■ Task goal ■
Tally how many lines include "screenshot". The number is the whole answer.

■ Data shown ■

★ ★ ★ ★

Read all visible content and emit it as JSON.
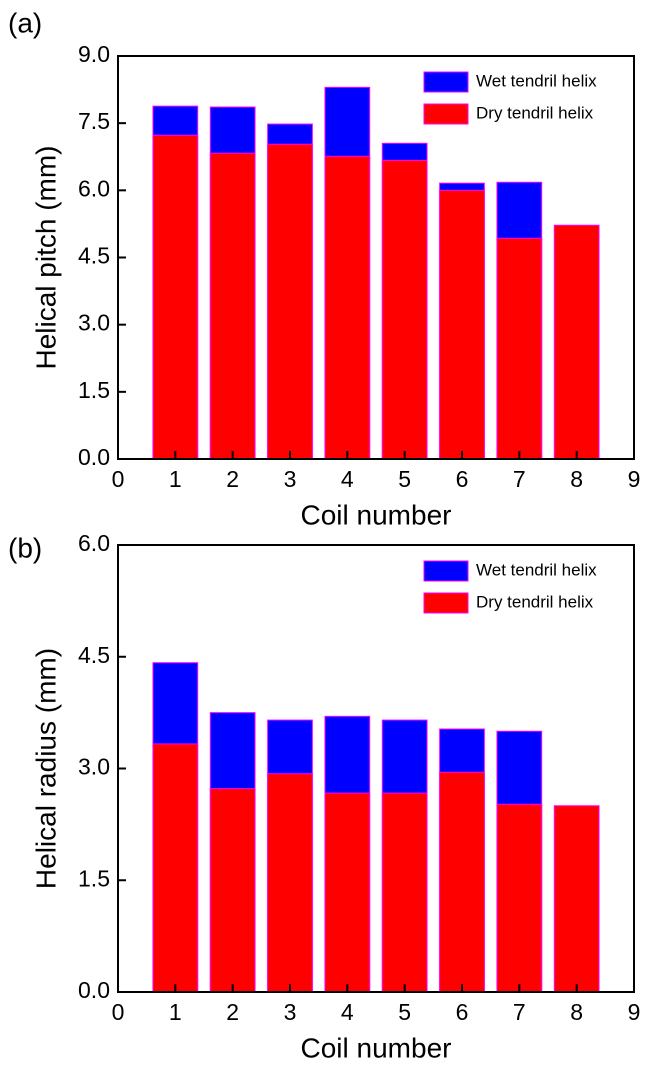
{
  "chart_data": [
    {
      "type": "bar",
      "label": "(a)",
      "xlabel": "Coil number",
      "ylabel": "Helical pitch (mm)",
      "x": [
        1,
        2,
        3,
        4,
        5,
        6,
        7,
        8
      ],
      "xlim": [
        0,
        9
      ],
      "xticks": [
        0,
        1,
        2,
        3,
        4,
        5,
        6,
        7,
        8,
        9
      ],
      "ylim": [
        0,
        9
      ],
      "yticks": [
        {
          "value": 0,
          "label": "0.0"
        },
        1.5,
        {
          "value": 3,
          "label": "3.0"
        },
        4.5,
        {
          "value": 6,
          "label": "6.0"
        },
        7.5,
        {
          "value": 9,
          "label": "9.0"
        }
      ],
      "legend": "upper right",
      "series": [
        {
          "name": "Wet tendril helix",
          "color": "#0000ff",
          "values": [
            7.88,
            7.86,
            7.48,
            8.3,
            7.05,
            6.16,
            6.18,
            null
          ]
        },
        {
          "name": "Dry tendril helix",
          "color": "#ff0000",
          "values": [
            7.23,
            6.83,
            7.03,
            6.76,
            6.67,
            6.0,
            4.93,
            5.22
          ]
        }
      ]
    },
    {
      "type": "bar",
      "label": "(b)",
      "xlabel": "Coil number",
      "ylabel": "Helical radius (mm)",
      "x": [
        1,
        2,
        3,
        4,
        5,
        6,
        7,
        8
      ],
      "xlim": [
        0,
        9
      ],
      "xticks": [
        0,
        1,
        2,
        3,
        4,
        5,
        6,
        7,
        8,
        9
      ],
      "ylim": [
        0,
        6
      ],
      "yticks": [
        {
          "value": 0,
          "label": "0.0"
        },
        1.5,
        {
          "value": 3,
          "label": "3.0"
        },
        4.5,
        {
          "value": 6,
          "label": "6.0"
        }
      ],
      "legend": "upper right",
      "series": [
        {
          "name": "Wet tendril helix",
          "color": "#0000ff",
          "values": [
            4.42,
            3.75,
            3.65,
            3.7,
            3.65,
            3.53,
            3.5,
            null
          ]
        },
        {
          "name": "Dry tendril helix",
          "color": "#ff0000",
          "values": [
            3.33,
            2.73,
            2.93,
            2.67,
            2.67,
            2.95,
            2.52,
            2.5
          ]
        }
      ]
    }
  ]
}
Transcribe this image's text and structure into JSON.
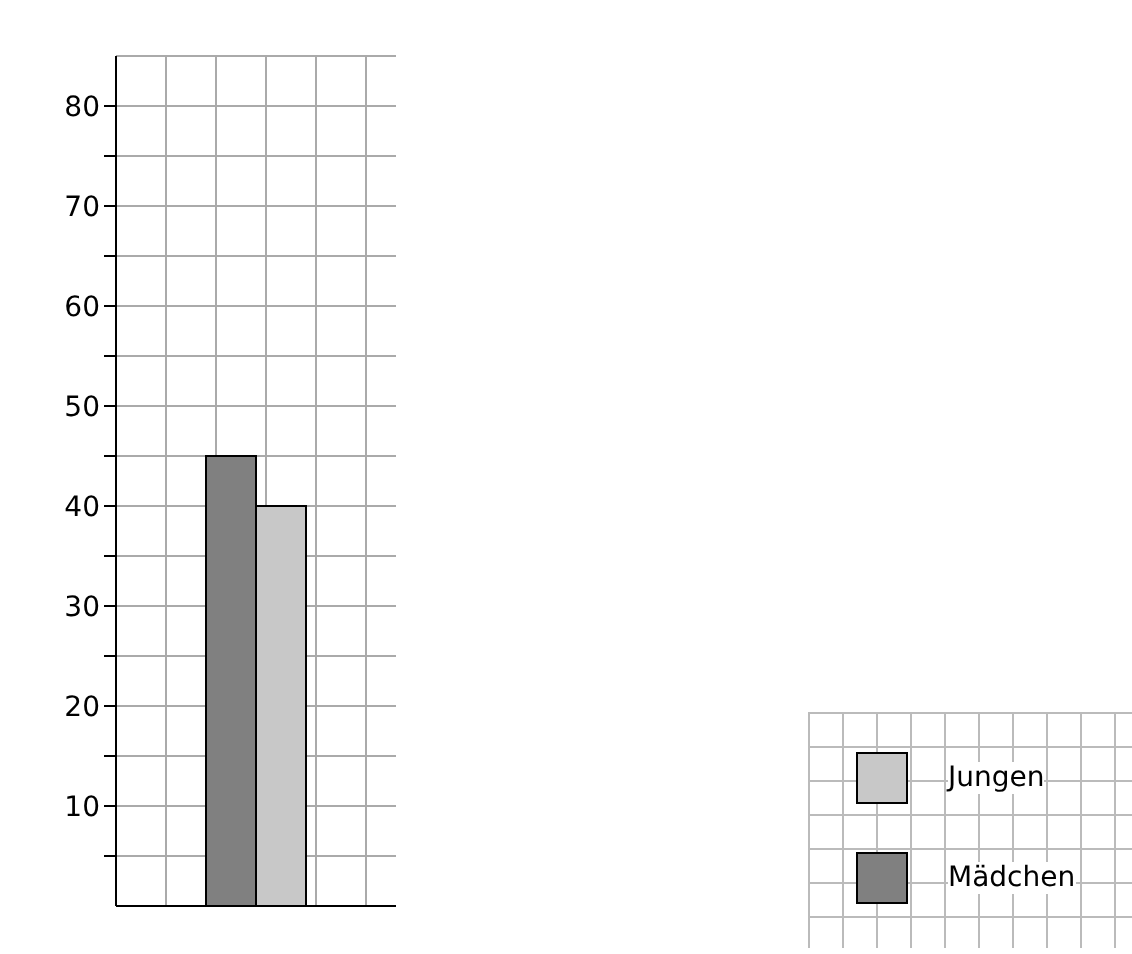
{
  "chart_data": {
    "type": "bar",
    "categories": [
      null
    ],
    "series": [
      {
        "name": "Mädchen",
        "color": "#808080",
        "values": [
          45
        ]
      },
      {
        "name": "Jungen",
        "color": "#c8c8c8",
        "values": [
          40
        ]
      }
    ],
    "ylim": [
      0,
      85
    ],
    "yticks": [
      {
        "value": 5,
        "label": null
      },
      10,
      {
        "value": 15,
        "label": null
      },
      20,
      {
        "value": 25,
        "label": null
      },
      30,
      {
        "value": 35,
        "label": null
      },
      40,
      {
        "value": 45,
        "label": null
      },
      50,
      {
        "value": 55,
        "label": null
      },
      60,
      {
        "value": 65,
        "label": null
      },
      70,
      {
        "value": 75,
        "label": null
      },
      80
    ],
    "grid": true,
    "legend": "bottom right"
  }
}
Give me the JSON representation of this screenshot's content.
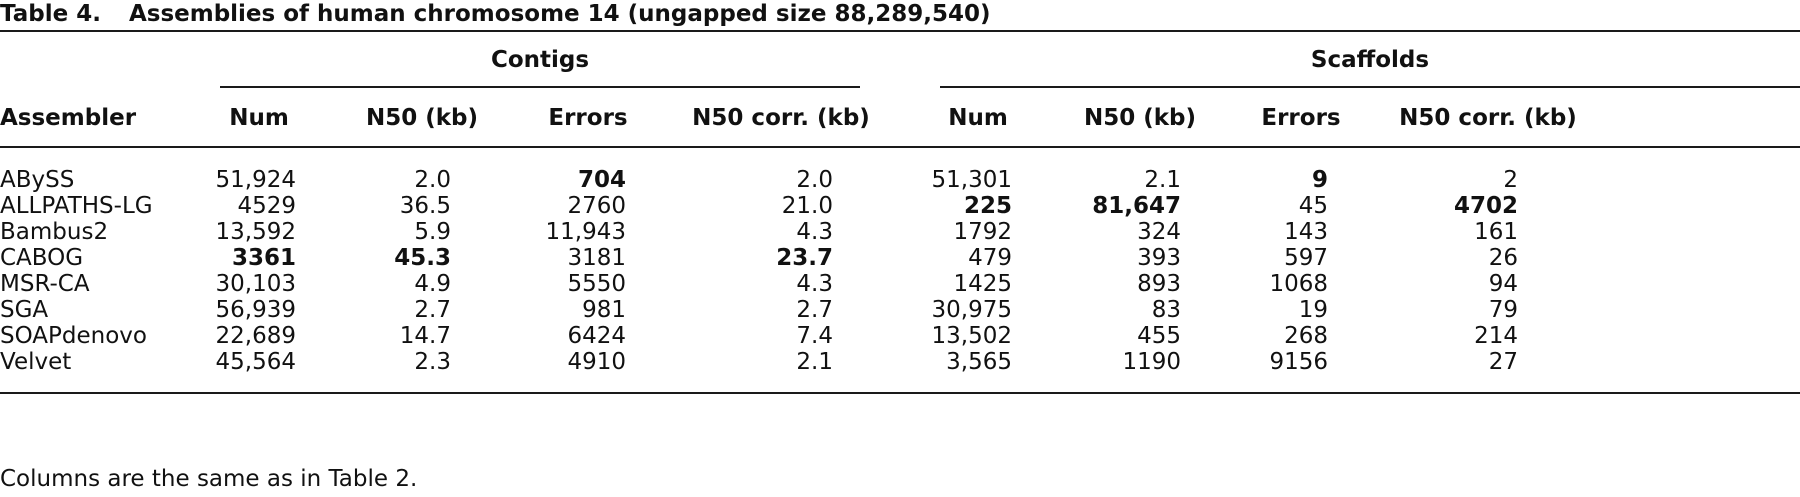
{
  "table": {
    "number": "Table 4.",
    "title": "Assemblies of human chromosome 14 (ungapped size 88,289,540)",
    "groups": {
      "contigs": "Contigs",
      "scaffolds": "Scaffolds"
    },
    "first_column_header": "Assembler",
    "column_headers": [
      "Num",
      "N50 (kb)",
      "Errors",
      "N50 corr. (kb)",
      "Num",
      "N50 (kb)",
      "Errors",
      "N50 corr. (kb)"
    ],
    "rows": [
      {
        "assembler": "ABySS",
        "values": [
          "51,924",
          "2.0",
          "704",
          "2.0",
          "51,301",
          "2.1",
          "9",
          "2"
        ],
        "bold": [
          false,
          false,
          true,
          false,
          false,
          false,
          true,
          false
        ]
      },
      {
        "assembler": "ALLPATHS-LG",
        "values": [
          "4529",
          "36.5",
          "2760",
          "21.0",
          "225",
          "81,647",
          "45",
          "4702"
        ],
        "bold": [
          false,
          false,
          false,
          false,
          true,
          true,
          false,
          true
        ]
      },
      {
        "assembler": "Bambus2",
        "values": [
          "13,592",
          "5.9",
          "11,943",
          "4.3",
          "1792",
          "324",
          "143",
          "161"
        ],
        "bold": [
          false,
          false,
          false,
          false,
          false,
          false,
          false,
          false
        ]
      },
      {
        "assembler": "CABOG",
        "values": [
          "3361",
          "45.3",
          "3181",
          "23.7",
          "479",
          "393",
          "597",
          "26"
        ],
        "bold": [
          true,
          true,
          false,
          true,
          false,
          false,
          false,
          false
        ]
      },
      {
        "assembler": "MSR-CA",
        "values": [
          "30,103",
          "4.9",
          "5550",
          "4.3",
          "1425",
          "893",
          "1068",
          "94"
        ],
        "bold": [
          false,
          false,
          false,
          false,
          false,
          false,
          false,
          false
        ]
      },
      {
        "assembler": "SGA",
        "values": [
          "56,939",
          "2.7",
          "981",
          "2.7",
          "30,975",
          "83",
          "19",
          "79"
        ],
        "bold": [
          false,
          false,
          false,
          false,
          false,
          false,
          false,
          false
        ]
      },
      {
        "assembler": "SOAPdenovo",
        "values": [
          "22,689",
          "14.7",
          "6424",
          "7.4",
          "13,502",
          "455",
          "268",
          "214"
        ],
        "bold": [
          false,
          false,
          false,
          false,
          false,
          false,
          false,
          false
        ]
      },
      {
        "assembler": "Velvet",
        "values": [
          "45,564",
          "2.3",
          "4910",
          "2.1",
          "3,565",
          "1190",
          "9156",
          "27"
        ],
        "bold": [
          false,
          false,
          false,
          false,
          false,
          false,
          false,
          false
        ]
      }
    ],
    "footnote": "Columns are the same as in Table 2."
  }
}
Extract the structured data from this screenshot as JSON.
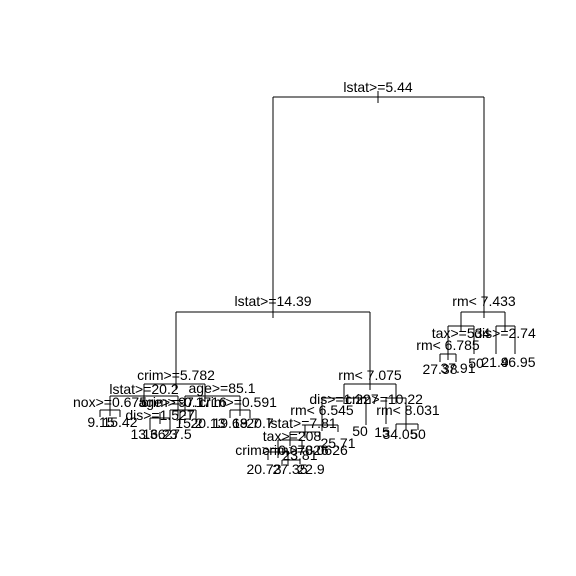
{
  "tree": {
    "nodes": [
      {
        "id": "n1",
        "split": "lstat>=5.44"
      },
      {
        "id": "n2",
        "split": "lstat>=14.39"
      },
      {
        "id": "n3",
        "split": "rm< 7.433"
      },
      {
        "id": "n4",
        "split": "crim>=5.782"
      },
      {
        "id": "n5",
        "split": "rm< 7.075"
      },
      {
        "id": "n6",
        "split": "tax>=534"
      },
      {
        "id": "n7",
        "split": "dis>=2.74"
      },
      {
        "id": "n8",
        "split": "rm< 6.785"
      },
      {
        "id": "n9",
        "split": "lstat>=20.2"
      },
      {
        "id": "n10",
        "split": "age>=85.1"
      },
      {
        "id": "n11",
        "split": "dis>=1.227"
      },
      {
        "id": "n12",
        "split": "crim>=10.22"
      },
      {
        "id": "n13",
        "split": "nox>=0.675"
      },
      {
        "id": "n14",
        "split": "age>=97.1"
      },
      {
        "id": "n15",
        "split": "crim>=0.1716"
      },
      {
        "id": "n16",
        "split": "crim>=0.591"
      },
      {
        "id": "n17",
        "split": "dis>=1.527"
      },
      {
        "id": "n18",
        "split": "rm< 6.545"
      },
      {
        "id": "n19",
        "split": "lstat>=7.81"
      },
      {
        "id": "n20",
        "split": "rm< 8.031"
      },
      {
        "id": "n21",
        "split": "tax>=208"
      },
      {
        "id": "n22",
        "split": "crim>=0.07826"
      },
      {
        "id": "n23",
        "split": "crim>=0.0626"
      }
    ],
    "leaves": [
      {
        "id": "l1",
        "value": "9.15"
      },
      {
        "id": "l2",
        "value": "15.42"
      },
      {
        "id": "l3",
        "value": "13.36"
      },
      {
        "id": "l4",
        "value": "16.23"
      },
      {
        "id": "l5",
        "value": "27.5"
      },
      {
        "id": "l6",
        "value": "15.2"
      },
      {
        "id": "l7",
        "value": "20.13"
      },
      {
        "id": "l8",
        "value": "19.68"
      },
      {
        "id": "l9",
        "value": "19.7"
      },
      {
        "id": "l10",
        "value": "20.7"
      },
      {
        "id": "l11",
        "value": "25.71"
      },
      {
        "id": "l12",
        "value": "50"
      },
      {
        "id": "l13",
        "value": "15"
      },
      {
        "id": "l14",
        "value": "34.05"
      },
      {
        "id": "l15",
        "value": "50"
      },
      {
        "id": "l16",
        "value": "20.73"
      },
      {
        "id": "l17",
        "value": "27.35"
      },
      {
        "id": "l18",
        "value": "22.9"
      },
      {
        "id": "l19",
        "value": "23.81"
      },
      {
        "id": "l20",
        "value": "27.38"
      },
      {
        "id": "l21",
        "value": "37.91"
      },
      {
        "id": "l22",
        "value": "50"
      },
      {
        "id": "l23",
        "value": "21.9"
      },
      {
        "id": "l24",
        "value": "46.95"
      }
    ]
  }
}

★ ★ ★ ★

■ Task answer ■
2